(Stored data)
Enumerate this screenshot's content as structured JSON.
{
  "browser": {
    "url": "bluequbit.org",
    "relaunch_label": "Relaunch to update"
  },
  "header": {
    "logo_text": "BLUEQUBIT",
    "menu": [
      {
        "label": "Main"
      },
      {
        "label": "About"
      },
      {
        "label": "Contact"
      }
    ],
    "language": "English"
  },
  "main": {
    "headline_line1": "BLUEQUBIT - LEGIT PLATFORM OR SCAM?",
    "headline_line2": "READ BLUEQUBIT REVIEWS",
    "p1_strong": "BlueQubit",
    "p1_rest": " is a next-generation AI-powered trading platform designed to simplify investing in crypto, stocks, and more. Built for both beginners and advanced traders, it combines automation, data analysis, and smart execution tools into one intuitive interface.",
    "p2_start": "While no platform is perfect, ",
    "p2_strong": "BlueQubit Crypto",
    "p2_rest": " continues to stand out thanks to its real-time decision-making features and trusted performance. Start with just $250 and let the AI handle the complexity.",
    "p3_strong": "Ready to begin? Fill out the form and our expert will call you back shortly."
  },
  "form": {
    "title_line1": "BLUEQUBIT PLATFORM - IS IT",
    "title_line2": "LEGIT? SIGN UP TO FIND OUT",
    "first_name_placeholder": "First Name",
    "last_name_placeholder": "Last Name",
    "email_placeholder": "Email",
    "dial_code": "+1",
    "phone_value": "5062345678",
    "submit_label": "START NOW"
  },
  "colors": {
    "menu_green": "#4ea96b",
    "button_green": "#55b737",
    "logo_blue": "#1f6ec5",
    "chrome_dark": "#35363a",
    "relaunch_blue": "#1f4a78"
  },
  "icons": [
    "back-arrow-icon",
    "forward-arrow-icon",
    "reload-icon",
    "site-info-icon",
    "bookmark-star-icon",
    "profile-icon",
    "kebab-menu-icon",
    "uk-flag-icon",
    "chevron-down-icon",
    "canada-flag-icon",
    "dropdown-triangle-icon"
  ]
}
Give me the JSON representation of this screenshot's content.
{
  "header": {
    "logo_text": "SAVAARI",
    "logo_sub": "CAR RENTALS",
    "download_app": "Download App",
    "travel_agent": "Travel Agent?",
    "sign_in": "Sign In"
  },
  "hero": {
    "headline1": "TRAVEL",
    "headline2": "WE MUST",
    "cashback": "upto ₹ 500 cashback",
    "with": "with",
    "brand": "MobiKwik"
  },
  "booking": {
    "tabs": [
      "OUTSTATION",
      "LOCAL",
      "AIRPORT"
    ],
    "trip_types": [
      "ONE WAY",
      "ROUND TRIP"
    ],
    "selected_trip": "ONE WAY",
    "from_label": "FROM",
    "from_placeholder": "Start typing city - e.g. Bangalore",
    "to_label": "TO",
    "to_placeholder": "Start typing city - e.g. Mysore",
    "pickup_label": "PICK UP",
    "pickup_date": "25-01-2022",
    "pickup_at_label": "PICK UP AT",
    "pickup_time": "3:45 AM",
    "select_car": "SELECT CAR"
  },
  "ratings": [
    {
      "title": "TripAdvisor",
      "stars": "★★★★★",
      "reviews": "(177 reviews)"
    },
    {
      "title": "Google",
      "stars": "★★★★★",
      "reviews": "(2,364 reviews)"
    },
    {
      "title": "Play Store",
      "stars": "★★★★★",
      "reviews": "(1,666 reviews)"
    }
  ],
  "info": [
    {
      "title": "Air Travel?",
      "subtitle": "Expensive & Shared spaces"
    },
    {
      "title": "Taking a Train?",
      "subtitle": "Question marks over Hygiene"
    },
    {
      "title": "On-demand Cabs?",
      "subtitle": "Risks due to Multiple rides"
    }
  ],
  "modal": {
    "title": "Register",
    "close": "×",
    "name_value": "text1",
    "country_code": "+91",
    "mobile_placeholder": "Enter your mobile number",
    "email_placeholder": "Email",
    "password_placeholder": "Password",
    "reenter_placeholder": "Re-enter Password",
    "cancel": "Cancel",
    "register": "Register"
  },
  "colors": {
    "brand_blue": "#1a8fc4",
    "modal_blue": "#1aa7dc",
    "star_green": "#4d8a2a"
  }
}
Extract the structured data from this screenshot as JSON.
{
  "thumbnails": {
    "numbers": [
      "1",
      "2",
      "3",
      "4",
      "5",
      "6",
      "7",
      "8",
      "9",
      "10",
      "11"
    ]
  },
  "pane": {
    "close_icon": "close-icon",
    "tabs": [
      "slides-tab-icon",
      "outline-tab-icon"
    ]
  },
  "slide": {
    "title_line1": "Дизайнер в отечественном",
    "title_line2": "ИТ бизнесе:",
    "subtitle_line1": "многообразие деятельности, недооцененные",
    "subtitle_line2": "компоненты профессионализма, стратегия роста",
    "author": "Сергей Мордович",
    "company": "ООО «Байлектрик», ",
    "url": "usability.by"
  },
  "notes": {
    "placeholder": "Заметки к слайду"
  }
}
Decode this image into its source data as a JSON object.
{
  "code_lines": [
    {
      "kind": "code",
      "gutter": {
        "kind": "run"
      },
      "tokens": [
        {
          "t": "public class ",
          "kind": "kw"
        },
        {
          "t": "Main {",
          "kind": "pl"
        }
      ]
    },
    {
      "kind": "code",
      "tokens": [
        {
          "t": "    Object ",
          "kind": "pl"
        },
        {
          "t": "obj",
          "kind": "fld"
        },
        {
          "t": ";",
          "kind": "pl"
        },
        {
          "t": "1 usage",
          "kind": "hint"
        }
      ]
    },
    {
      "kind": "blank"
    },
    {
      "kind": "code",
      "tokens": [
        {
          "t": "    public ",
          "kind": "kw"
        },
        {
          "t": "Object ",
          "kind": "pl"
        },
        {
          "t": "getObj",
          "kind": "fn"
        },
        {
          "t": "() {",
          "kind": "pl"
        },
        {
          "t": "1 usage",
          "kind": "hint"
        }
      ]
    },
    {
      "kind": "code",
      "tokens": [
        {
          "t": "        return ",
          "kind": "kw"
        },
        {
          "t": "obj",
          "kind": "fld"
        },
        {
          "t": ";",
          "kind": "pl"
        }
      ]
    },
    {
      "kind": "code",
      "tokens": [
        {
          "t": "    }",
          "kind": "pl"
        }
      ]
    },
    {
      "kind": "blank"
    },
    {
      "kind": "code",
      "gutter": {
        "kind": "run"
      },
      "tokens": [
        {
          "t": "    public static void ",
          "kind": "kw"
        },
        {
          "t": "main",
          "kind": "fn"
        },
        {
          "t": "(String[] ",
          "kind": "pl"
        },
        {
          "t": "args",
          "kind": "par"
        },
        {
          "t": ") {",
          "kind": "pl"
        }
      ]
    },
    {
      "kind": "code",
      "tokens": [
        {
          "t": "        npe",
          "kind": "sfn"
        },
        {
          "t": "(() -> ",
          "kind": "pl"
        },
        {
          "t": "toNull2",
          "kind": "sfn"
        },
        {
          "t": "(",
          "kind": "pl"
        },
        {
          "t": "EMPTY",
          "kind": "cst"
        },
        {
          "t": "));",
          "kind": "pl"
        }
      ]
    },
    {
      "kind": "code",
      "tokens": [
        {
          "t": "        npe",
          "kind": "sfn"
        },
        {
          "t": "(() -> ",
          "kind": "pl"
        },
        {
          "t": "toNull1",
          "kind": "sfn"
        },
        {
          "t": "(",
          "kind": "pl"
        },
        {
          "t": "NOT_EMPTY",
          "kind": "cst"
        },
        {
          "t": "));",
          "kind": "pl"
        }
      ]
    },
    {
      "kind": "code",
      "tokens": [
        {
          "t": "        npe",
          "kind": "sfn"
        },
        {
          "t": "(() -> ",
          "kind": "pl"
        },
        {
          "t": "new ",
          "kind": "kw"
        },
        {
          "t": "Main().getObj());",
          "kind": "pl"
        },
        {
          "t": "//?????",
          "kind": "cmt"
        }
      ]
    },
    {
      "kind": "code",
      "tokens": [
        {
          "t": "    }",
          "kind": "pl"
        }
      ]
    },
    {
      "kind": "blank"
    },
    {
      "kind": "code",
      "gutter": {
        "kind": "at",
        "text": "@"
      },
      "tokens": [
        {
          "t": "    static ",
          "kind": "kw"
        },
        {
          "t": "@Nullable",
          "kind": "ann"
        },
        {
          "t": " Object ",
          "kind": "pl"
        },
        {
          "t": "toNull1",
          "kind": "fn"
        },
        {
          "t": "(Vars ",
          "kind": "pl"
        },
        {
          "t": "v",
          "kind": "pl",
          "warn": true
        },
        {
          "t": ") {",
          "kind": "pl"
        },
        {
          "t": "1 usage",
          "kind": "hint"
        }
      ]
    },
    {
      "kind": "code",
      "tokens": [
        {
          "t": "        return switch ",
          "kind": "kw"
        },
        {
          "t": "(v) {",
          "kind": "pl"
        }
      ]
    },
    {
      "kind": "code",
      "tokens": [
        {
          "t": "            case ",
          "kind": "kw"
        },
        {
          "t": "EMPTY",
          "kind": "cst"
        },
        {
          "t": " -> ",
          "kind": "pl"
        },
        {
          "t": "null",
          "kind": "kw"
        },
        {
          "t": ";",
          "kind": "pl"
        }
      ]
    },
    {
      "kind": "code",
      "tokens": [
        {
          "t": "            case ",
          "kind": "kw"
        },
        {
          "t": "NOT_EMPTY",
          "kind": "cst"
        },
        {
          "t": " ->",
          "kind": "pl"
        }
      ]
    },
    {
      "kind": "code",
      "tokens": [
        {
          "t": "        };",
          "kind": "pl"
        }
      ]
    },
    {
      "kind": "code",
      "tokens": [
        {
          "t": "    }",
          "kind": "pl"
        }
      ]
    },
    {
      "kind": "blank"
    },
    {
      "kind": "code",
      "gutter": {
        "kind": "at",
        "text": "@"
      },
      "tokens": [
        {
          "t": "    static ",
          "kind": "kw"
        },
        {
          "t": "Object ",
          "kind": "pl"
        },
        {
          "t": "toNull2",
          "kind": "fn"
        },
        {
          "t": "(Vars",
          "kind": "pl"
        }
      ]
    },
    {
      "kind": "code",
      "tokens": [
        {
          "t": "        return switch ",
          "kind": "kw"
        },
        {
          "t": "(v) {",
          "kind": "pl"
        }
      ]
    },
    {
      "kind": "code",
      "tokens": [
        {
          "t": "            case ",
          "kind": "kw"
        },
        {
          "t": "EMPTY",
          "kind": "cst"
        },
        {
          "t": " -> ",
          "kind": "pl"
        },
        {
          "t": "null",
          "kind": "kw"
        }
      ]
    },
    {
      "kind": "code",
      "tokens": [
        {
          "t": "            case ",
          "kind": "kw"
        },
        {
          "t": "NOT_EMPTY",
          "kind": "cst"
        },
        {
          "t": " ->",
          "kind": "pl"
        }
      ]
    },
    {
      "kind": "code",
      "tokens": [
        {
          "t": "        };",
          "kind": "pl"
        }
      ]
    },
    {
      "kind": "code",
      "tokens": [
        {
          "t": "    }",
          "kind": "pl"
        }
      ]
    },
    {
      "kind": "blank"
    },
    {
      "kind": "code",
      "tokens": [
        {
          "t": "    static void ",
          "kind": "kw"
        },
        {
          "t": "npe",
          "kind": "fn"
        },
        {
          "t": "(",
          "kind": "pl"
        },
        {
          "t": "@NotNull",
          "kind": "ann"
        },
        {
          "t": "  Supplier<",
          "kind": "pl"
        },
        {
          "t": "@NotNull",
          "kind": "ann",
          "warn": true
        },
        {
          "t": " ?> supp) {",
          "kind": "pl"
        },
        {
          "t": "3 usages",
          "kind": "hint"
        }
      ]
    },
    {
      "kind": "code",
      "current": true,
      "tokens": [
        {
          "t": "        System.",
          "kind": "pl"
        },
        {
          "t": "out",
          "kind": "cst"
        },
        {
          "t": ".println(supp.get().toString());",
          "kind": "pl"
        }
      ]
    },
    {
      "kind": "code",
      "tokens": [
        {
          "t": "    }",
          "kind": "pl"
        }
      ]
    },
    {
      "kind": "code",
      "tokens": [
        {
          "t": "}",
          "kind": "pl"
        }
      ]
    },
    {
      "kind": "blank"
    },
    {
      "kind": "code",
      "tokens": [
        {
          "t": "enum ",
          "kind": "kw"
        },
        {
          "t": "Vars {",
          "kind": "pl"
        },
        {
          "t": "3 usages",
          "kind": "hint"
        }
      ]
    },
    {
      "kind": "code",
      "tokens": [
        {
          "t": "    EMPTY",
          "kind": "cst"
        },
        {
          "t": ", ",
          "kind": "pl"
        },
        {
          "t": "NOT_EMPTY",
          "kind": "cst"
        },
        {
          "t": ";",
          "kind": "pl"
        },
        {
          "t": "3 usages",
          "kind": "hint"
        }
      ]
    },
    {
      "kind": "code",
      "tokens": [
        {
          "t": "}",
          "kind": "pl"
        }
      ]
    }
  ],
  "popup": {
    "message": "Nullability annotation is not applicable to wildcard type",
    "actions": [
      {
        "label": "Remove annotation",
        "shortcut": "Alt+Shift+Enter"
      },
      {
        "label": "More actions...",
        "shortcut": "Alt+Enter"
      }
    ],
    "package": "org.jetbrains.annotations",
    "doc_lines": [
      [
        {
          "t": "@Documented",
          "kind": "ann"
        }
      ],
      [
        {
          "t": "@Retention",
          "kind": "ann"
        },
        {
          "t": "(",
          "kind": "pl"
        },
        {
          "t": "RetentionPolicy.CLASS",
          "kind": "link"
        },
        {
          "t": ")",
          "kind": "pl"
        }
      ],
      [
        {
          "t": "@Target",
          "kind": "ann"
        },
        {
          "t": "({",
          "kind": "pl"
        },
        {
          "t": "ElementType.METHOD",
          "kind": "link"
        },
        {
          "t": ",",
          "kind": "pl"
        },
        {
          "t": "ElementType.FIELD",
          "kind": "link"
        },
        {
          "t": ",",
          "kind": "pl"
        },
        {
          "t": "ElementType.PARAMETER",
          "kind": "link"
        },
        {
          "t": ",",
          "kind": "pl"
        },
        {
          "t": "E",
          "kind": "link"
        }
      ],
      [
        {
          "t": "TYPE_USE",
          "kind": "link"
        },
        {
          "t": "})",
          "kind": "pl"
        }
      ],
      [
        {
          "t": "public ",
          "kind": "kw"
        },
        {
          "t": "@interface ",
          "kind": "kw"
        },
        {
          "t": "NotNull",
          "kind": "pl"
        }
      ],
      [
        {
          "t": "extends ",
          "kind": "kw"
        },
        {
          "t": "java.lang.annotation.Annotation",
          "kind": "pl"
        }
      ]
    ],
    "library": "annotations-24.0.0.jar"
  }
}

_Exercise prompt_
Tell how many lines in the material above include the word "ElementType", giving the number only.

_Written reply_
3